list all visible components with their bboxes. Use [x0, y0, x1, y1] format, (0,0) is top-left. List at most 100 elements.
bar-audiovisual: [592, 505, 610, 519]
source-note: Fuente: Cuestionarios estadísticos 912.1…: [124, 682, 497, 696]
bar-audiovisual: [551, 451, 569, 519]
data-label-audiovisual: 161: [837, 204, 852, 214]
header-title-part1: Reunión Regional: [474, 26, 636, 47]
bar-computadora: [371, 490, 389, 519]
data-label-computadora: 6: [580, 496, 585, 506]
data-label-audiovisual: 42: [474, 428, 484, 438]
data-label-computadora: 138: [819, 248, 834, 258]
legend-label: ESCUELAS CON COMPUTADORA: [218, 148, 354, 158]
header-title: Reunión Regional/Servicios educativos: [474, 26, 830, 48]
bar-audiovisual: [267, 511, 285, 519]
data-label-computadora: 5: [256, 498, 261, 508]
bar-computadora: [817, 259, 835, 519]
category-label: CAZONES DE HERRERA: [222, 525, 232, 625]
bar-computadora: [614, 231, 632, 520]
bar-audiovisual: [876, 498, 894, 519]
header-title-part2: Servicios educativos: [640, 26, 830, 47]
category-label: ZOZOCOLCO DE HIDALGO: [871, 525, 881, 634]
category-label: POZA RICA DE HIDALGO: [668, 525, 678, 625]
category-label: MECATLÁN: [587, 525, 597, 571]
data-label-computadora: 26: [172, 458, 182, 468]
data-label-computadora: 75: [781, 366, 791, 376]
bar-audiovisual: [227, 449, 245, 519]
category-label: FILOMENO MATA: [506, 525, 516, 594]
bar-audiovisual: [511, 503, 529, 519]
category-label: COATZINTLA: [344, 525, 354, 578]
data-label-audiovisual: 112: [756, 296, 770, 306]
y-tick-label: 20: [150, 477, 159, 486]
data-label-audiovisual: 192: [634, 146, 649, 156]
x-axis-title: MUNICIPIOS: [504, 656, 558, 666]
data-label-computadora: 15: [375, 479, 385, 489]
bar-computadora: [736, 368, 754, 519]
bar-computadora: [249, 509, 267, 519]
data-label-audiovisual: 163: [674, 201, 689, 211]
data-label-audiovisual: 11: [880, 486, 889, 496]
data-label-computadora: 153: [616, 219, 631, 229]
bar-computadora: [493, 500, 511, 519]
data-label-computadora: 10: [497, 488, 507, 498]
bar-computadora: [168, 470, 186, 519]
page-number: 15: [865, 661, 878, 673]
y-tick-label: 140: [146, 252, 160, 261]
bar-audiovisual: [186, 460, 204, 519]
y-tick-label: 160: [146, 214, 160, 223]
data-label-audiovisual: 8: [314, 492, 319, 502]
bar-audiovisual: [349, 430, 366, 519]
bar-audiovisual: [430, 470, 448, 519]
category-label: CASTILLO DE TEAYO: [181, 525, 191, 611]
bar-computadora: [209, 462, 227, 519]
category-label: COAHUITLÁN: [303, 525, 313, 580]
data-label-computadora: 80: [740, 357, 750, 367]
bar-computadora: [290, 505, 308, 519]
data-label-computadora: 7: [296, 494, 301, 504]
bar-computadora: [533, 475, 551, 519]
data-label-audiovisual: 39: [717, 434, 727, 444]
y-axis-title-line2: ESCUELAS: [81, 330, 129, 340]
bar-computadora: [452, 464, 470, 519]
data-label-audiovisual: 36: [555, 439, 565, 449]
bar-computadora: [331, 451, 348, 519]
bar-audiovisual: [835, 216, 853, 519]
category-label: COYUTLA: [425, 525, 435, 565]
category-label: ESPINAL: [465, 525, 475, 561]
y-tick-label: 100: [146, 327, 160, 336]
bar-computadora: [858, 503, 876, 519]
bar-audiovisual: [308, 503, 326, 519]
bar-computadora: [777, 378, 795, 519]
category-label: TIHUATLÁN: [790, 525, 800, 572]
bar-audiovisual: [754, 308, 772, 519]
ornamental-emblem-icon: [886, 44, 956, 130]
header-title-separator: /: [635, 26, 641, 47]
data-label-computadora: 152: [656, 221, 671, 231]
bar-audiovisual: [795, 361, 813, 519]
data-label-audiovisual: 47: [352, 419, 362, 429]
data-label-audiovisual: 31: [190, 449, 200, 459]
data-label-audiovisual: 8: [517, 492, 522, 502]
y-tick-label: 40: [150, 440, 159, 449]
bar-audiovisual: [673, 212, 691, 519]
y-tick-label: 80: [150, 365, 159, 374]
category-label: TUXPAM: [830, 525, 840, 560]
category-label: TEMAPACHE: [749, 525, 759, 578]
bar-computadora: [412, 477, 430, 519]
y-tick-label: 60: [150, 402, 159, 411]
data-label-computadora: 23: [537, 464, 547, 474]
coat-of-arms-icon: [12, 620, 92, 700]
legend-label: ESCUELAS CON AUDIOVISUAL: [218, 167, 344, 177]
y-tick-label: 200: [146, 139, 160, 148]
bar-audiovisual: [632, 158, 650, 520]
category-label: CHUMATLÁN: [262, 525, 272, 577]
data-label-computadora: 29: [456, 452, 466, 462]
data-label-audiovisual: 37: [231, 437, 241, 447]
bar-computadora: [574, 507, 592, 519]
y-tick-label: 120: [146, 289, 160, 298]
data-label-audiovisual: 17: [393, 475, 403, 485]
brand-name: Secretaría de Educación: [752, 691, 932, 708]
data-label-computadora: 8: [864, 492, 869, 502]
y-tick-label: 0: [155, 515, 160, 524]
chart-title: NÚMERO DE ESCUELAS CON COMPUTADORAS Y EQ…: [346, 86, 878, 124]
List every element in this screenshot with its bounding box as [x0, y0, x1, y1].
:::::
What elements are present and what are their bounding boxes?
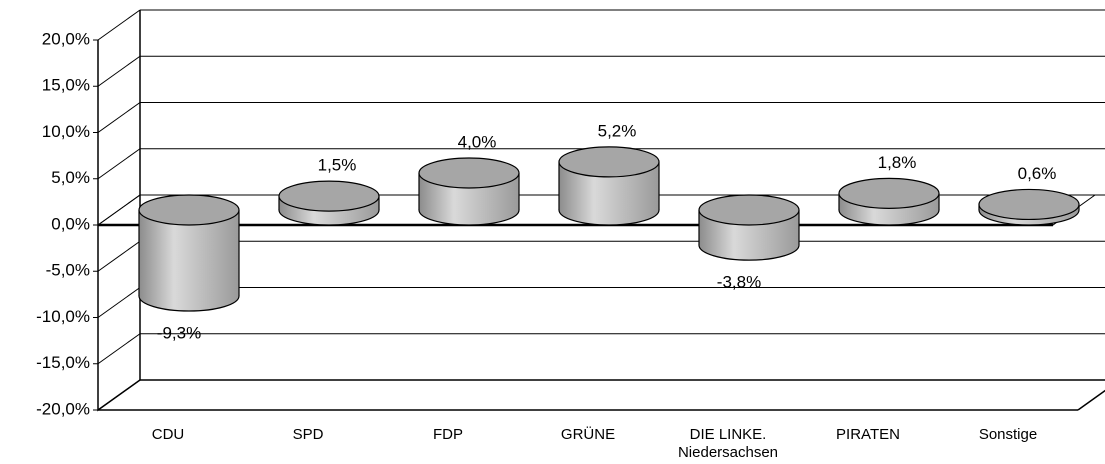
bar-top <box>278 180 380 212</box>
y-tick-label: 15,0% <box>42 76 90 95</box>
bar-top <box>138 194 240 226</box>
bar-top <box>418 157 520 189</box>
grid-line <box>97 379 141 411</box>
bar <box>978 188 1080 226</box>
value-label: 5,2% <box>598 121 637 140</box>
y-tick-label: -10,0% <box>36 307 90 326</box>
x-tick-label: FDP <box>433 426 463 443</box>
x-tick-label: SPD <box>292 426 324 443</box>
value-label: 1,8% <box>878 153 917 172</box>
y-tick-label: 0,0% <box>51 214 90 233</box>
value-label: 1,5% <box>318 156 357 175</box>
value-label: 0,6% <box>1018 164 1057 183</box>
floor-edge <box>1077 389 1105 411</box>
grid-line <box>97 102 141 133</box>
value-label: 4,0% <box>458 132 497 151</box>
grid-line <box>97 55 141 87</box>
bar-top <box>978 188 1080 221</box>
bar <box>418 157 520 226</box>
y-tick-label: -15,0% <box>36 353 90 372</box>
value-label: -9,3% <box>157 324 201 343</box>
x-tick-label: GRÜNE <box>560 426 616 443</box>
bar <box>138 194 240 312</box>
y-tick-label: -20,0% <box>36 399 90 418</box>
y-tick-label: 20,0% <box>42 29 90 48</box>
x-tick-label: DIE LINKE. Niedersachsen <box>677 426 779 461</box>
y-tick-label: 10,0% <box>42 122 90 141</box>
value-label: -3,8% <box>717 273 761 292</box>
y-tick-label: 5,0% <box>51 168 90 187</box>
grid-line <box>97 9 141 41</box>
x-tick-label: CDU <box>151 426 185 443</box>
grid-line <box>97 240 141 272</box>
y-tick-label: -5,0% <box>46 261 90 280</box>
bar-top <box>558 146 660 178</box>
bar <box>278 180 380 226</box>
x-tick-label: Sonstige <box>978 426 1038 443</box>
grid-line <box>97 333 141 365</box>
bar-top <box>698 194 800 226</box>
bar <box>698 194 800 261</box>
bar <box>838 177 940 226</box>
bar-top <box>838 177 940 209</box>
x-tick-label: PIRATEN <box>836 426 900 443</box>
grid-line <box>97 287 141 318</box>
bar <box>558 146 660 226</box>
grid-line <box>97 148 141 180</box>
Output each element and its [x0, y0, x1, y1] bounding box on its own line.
:::::
*Exercise description*
Please copy the items above word for word, starting at the line that contains "bar-top <box>278 180 380 212</box>" and ending at the line that contains "x-tick-label: SPD <box>292 426 324 443</box>", including both of those lines.

*Result of the exercise*
bar-top <box>278 180 380 212</box>
y-tick-label: 15,0% <box>42 76 90 95</box>
bar-top <box>138 194 240 226</box>
bar-top <box>418 157 520 189</box>
grid-line <box>97 379 141 411</box>
bar <box>978 188 1080 226</box>
value-label: 5,2% <box>598 121 637 140</box>
y-tick-label: -10,0% <box>36 307 90 326</box>
x-tick-label: FDP <box>433 426 463 443</box>
x-tick-label: SPD <box>292 426 324 443</box>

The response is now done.